A run of records:
——

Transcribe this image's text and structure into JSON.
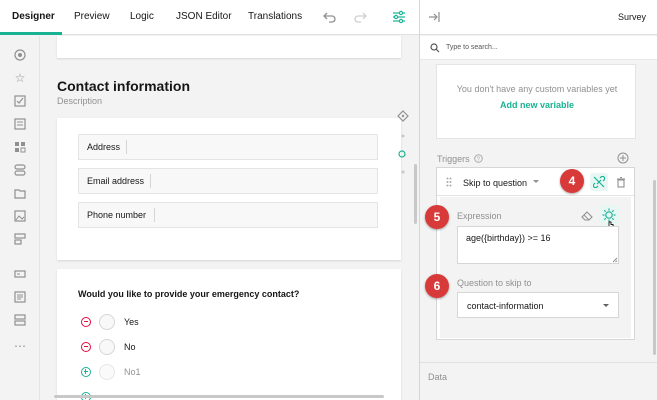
{
  "tabs": [
    {
      "label": "Designer",
      "active": true
    },
    {
      "label": "Preview"
    },
    {
      "label": "Logic"
    },
    {
      "label": "JSON Editor"
    },
    {
      "label": "Translations"
    }
  ],
  "toolbar_icons": [
    "undo-icon",
    "redo-icon",
    "settings-icon"
  ],
  "toolbox_icons": [
    "radio-group-icon",
    "rating-icon",
    "checkbox-icon",
    "comment-icon",
    "matrix-icon",
    "boolean-icon",
    "file-icon",
    "image-icon",
    "multiple-text-icon",
    "text-input-icon",
    "html-icon",
    "panel-icon",
    "more-icon"
  ],
  "page": {
    "title": "Contact information",
    "description": "Description",
    "fields": [
      "Address",
      "Email address",
      "Phone number"
    ]
  },
  "question": {
    "title": "Would you like to provide your emergency contact?",
    "choices": [
      "Yes",
      "No"
    ],
    "new_choice": "No1"
  },
  "panel": {
    "title": "Survey",
    "search_placeholder": "Type to search...",
    "variables_empty": "You don't have any custom variables yet",
    "add_variable": "Add new variable",
    "triggers_label": "Triggers",
    "trigger_name": "Skip to question",
    "expression_label": "Expression",
    "expression_value": "age({birthday}) >= 16",
    "skip_label": "Question to skip to",
    "skip_value": "contact-information",
    "data_label": "Data"
  },
  "callouts": [
    "4",
    "5",
    "6"
  ],
  "colors": {
    "accent": "#19b394",
    "callout": "#d83a3a",
    "remove": "#e50a3e"
  }
}
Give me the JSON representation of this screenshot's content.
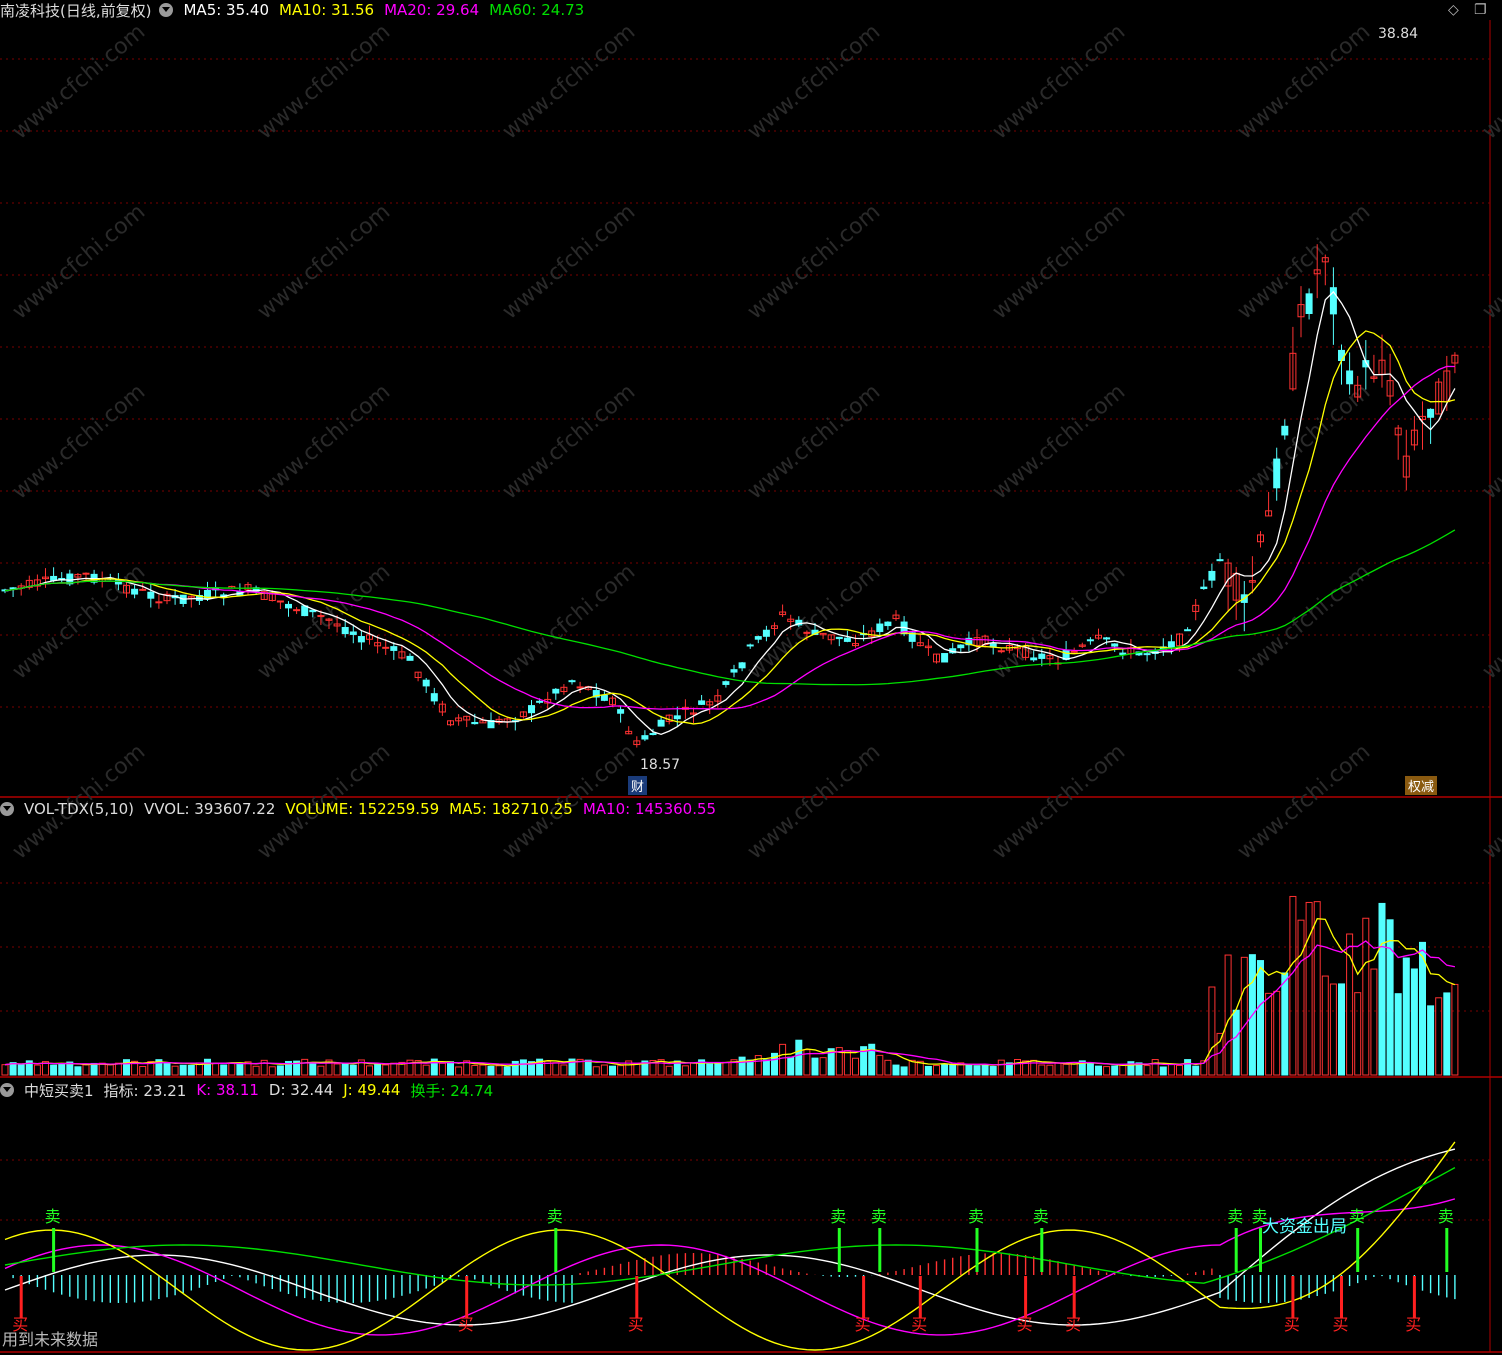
{
  "main_panel": {
    "stock_name": "南凌科技(日线,前复权)",
    "ma": [
      {
        "label": "MA5: 35.40",
        "color": "#ffffff"
      },
      {
        "label": "MA10: 31.56",
        "color": "#ffff00"
      },
      {
        "label": "MA20: 29.64",
        "color": "#ff00ff"
      },
      {
        "label": "MA60: 24.73",
        "color": "#00e000"
      }
    ],
    "high_label": "38.84",
    "low_label": "18.57",
    "fin_tag": "财",
    "reduce_tag": "权减"
  },
  "vol_panel": {
    "items": [
      {
        "label": "VOL-TDX(5,10)",
        "color": "#dddddd"
      },
      {
        "label": "VVOL: 393607.22",
        "color": "#dddddd"
      },
      {
        "label": "VOLUME: 152259.59",
        "color": "#ffff00"
      },
      {
        "label": "MA5: 182710.25",
        "color": "#ffff00"
      },
      {
        "label": "MA10: 145360.55",
        "color": "#ff00ff"
      }
    ]
  },
  "ind_panel": {
    "items": [
      {
        "label": "中短买卖1",
        "color": "#dddddd"
      },
      {
        "label": "指标: 23.21",
        "color": "#dddddd"
      },
      {
        "label": "K: 38.11",
        "color": "#ff00ff"
      },
      {
        "label": "D: 32.44",
        "color": "#dddddd"
      },
      {
        "label": "J: 49.44",
        "color": "#ffff00"
      },
      {
        "label": "换手: 24.74",
        "color": "#00e000"
      }
    ],
    "buy_label": "买",
    "sell_label": "卖",
    "big_text": "大资金出局",
    "future_note": "用到未来数据"
  },
  "watermark": "www.cfchi.com",
  "colors": {
    "up": "#ff3232",
    "down": "#54ffff",
    "ma5": "#ffffff",
    "ma10": "#ffff00",
    "ma20": "#ff00ff",
    "ma60": "#00e000",
    "grid": "#7a0000",
    "border": "#b00000"
  }
}
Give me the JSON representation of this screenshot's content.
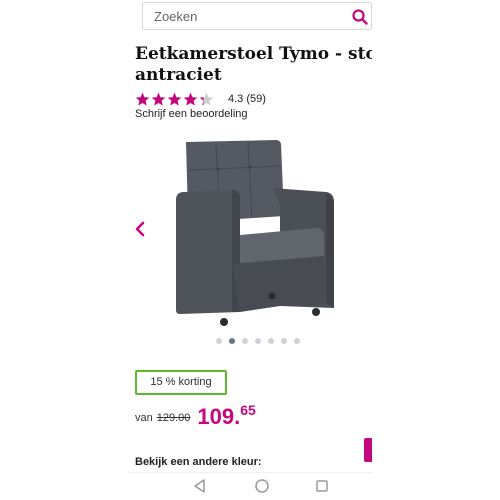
{
  "search": {
    "placeholder": "Zoeken",
    "icon": "search-icon"
  },
  "product": {
    "title_line1": "Eetkamerstoel Tymo - stof",
    "title_line2": "antraciet",
    "rating": {
      "stars": 4.3,
      "stars_max": 5,
      "score": "4.3",
      "count": "(59)"
    },
    "review_link": "Schrijf een beoordeling"
  },
  "gallery": {
    "image_count": 7,
    "active_index": 1,
    "prev_icon": "chevron-left-icon"
  },
  "discount": {
    "label": "15 % korting"
  },
  "price": {
    "van_label": "van",
    "old": "129.00",
    "new_int": "109.",
    "new_dec": "65"
  },
  "other_color": {
    "label": "Bekijk een andere kleur:"
  },
  "colors": {
    "accent": "#c4077f",
    "badge_border": "#5cb82e",
    "dot_active": "#6b7489",
    "dot_inactive": "#d0d0d8"
  },
  "android_nav": {
    "icons": [
      "back-triangle-icon",
      "home-circle-icon",
      "recents-square-icon"
    ]
  }
}
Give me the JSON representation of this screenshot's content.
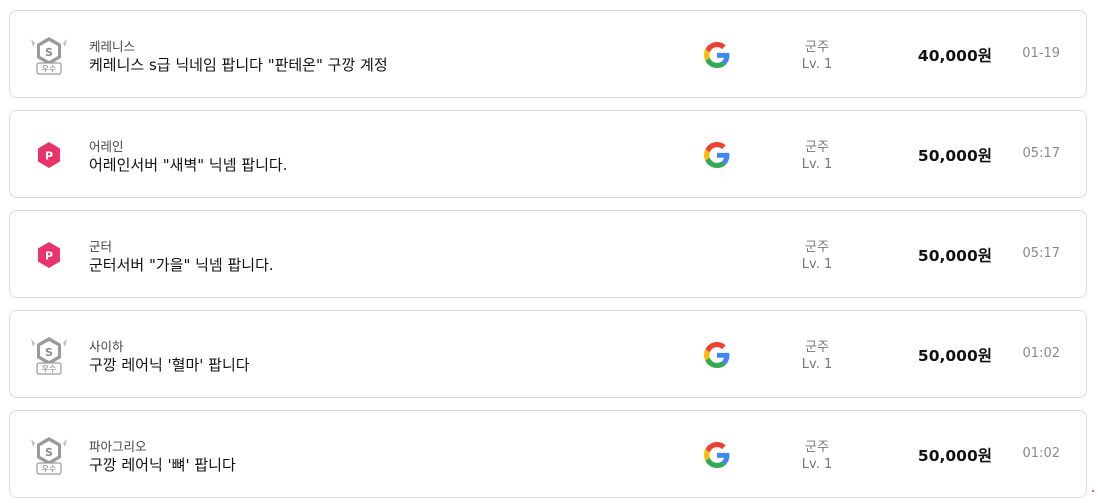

——

**EXERCISE AIM:** What is the number of lines holding the word "information"? State it alone.

**OUTPUT OF THE TASK:** 2